[Problem to work on]:
Look below. Copy each line that has "UROB" in it.

--- Start Source data ---

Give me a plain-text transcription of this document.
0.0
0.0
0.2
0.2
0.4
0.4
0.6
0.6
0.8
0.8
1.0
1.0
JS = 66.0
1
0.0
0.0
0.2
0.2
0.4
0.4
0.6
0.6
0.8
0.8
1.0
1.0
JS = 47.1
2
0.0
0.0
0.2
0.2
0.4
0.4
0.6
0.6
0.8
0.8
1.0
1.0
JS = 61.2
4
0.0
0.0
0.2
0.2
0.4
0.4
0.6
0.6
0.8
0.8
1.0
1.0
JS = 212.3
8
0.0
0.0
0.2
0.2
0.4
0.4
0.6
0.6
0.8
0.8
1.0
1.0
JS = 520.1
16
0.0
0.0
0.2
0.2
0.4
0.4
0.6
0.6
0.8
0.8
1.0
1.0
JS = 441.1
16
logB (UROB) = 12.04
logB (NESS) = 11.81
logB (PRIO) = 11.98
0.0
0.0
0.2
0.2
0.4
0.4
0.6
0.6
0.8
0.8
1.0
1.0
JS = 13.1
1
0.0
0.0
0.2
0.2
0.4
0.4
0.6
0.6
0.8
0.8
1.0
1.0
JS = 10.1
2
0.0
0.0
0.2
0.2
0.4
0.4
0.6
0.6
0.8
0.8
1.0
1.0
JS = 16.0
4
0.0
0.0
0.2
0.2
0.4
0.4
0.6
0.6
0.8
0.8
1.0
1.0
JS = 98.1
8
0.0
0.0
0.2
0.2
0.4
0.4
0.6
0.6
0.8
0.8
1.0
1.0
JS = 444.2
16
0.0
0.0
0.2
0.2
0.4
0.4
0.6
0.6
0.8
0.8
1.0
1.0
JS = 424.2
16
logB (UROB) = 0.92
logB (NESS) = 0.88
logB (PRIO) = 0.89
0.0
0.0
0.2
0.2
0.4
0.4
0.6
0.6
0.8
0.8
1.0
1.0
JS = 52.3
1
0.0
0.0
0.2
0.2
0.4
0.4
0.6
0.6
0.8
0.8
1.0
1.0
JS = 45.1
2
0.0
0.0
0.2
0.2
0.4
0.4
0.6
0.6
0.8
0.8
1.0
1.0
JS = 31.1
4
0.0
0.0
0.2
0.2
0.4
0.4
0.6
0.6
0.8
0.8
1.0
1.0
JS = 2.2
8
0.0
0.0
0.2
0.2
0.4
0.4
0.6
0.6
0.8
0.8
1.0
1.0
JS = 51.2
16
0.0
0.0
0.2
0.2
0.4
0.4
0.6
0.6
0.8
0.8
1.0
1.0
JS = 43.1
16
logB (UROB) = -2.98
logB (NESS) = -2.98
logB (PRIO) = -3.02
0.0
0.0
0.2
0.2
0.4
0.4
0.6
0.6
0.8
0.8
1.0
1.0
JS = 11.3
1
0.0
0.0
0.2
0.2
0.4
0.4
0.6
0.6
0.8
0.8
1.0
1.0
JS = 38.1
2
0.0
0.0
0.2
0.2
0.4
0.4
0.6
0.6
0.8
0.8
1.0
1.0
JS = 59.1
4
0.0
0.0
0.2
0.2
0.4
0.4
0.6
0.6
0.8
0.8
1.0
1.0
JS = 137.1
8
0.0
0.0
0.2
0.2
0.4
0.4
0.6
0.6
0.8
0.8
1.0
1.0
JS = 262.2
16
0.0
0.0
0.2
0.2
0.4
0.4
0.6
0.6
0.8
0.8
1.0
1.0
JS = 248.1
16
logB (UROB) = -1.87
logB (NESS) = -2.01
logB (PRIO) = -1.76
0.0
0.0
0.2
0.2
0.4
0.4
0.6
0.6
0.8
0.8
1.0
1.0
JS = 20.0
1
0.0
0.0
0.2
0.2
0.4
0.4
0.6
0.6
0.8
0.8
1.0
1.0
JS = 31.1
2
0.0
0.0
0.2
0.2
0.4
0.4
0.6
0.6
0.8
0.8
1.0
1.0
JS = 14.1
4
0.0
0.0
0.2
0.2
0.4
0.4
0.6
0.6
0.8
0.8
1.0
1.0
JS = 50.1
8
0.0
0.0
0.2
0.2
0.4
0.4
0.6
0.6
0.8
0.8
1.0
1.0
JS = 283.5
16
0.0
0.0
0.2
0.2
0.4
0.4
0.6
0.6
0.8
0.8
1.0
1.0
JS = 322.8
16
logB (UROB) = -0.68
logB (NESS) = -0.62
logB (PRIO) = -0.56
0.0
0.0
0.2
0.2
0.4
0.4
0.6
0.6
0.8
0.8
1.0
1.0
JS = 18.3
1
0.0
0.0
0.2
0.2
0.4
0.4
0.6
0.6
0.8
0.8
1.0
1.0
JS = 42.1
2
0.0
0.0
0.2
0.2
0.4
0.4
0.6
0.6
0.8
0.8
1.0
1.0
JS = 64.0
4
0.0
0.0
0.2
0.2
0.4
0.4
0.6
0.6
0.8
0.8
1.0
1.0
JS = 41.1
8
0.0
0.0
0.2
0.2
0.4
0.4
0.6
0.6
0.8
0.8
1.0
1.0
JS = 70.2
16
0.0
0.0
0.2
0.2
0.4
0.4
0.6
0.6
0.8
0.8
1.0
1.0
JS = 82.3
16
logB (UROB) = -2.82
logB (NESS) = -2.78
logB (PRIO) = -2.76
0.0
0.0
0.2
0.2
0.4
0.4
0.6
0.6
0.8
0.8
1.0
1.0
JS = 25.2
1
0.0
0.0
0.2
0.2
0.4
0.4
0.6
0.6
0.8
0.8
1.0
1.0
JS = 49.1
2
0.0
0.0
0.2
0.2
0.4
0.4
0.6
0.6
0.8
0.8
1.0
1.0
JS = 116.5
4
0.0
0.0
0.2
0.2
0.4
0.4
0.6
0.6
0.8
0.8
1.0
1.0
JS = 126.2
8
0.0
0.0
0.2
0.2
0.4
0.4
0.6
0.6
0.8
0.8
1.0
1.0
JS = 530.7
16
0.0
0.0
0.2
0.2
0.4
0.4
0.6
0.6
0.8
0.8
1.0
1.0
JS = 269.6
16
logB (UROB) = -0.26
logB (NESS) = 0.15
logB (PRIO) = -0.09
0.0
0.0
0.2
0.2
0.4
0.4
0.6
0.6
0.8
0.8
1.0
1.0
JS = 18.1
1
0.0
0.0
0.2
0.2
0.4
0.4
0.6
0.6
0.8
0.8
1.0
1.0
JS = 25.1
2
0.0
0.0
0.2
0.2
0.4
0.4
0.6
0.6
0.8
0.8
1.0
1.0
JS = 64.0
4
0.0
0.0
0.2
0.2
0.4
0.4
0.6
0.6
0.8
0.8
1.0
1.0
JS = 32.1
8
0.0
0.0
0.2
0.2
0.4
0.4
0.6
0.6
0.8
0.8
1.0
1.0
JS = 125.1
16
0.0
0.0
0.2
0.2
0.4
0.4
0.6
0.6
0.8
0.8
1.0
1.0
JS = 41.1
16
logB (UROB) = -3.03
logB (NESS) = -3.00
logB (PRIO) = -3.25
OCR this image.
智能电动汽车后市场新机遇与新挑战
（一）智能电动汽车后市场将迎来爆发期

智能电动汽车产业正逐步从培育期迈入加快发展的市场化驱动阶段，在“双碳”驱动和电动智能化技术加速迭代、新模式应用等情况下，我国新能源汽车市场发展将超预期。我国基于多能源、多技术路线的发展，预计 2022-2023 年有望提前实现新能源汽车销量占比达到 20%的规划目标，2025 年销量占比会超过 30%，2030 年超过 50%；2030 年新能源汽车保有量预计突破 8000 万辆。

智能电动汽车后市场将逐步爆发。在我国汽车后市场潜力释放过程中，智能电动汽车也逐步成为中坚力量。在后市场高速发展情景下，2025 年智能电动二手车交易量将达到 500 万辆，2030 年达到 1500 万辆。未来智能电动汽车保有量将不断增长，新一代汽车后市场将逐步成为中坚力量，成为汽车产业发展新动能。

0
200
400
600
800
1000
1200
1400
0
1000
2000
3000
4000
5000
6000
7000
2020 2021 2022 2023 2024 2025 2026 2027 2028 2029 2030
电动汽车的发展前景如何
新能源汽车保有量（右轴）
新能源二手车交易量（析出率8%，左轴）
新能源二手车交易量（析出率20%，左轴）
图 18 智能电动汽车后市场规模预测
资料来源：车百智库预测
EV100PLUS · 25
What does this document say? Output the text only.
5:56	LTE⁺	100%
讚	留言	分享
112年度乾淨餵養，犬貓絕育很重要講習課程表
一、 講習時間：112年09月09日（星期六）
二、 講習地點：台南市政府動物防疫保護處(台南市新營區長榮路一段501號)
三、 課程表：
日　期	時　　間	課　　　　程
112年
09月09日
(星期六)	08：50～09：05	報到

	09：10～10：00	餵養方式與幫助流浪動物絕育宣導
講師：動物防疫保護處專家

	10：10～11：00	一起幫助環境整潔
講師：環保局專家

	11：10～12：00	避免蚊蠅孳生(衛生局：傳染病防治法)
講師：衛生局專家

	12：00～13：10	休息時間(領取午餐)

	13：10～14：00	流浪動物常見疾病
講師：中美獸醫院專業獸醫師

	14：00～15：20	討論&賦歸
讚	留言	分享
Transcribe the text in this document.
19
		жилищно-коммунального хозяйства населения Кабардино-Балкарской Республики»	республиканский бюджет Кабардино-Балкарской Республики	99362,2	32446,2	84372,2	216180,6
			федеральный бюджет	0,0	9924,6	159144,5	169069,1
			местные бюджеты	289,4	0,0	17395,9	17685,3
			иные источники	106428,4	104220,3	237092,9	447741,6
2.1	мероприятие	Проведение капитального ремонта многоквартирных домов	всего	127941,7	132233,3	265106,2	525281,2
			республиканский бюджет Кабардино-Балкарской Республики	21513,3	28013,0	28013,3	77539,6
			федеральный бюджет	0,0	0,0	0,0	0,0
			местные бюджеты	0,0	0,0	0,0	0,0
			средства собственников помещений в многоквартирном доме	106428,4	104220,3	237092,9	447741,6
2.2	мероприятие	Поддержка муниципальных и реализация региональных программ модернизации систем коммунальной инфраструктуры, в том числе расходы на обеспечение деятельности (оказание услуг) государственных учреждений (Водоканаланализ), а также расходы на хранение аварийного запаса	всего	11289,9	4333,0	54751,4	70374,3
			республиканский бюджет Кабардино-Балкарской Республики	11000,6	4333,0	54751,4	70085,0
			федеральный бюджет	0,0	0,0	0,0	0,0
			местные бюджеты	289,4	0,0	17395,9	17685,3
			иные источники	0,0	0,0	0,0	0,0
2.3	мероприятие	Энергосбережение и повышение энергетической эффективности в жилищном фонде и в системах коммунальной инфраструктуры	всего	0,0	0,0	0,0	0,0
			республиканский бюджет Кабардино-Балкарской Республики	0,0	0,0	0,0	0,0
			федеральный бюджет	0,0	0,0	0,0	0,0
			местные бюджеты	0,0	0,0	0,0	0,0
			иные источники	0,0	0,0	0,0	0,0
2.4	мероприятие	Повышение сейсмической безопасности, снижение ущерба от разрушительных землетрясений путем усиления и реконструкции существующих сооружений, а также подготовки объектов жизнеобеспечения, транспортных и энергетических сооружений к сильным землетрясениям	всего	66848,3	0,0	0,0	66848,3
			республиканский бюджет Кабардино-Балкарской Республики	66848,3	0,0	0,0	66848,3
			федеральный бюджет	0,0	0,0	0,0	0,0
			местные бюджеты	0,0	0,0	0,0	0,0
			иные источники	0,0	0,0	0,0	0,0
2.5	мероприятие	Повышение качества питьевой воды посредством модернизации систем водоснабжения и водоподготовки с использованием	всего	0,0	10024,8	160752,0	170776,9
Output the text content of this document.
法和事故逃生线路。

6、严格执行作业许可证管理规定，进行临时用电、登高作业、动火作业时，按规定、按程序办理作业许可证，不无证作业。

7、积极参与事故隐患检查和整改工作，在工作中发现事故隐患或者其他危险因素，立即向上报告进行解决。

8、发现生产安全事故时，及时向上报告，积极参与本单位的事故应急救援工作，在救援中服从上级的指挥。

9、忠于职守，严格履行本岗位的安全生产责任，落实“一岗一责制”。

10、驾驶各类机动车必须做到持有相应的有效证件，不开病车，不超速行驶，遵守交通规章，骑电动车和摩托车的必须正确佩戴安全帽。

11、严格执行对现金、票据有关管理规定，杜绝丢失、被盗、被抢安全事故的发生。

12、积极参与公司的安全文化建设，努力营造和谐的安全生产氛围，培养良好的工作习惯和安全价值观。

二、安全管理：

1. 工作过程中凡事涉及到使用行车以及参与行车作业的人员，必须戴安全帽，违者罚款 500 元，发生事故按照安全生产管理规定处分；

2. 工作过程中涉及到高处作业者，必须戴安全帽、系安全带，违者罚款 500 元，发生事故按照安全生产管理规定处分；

--- End Source data ---

[Written response]:
logB (UROB) = 12.04
logB (UROB) = 0.92
logB (UROB) = -2.98
logB (UROB) = -1.87
logB (UROB) = -0.68
logB (UROB) = -2.82
logB (UROB) = -0.26
logB (UROB) = -3.03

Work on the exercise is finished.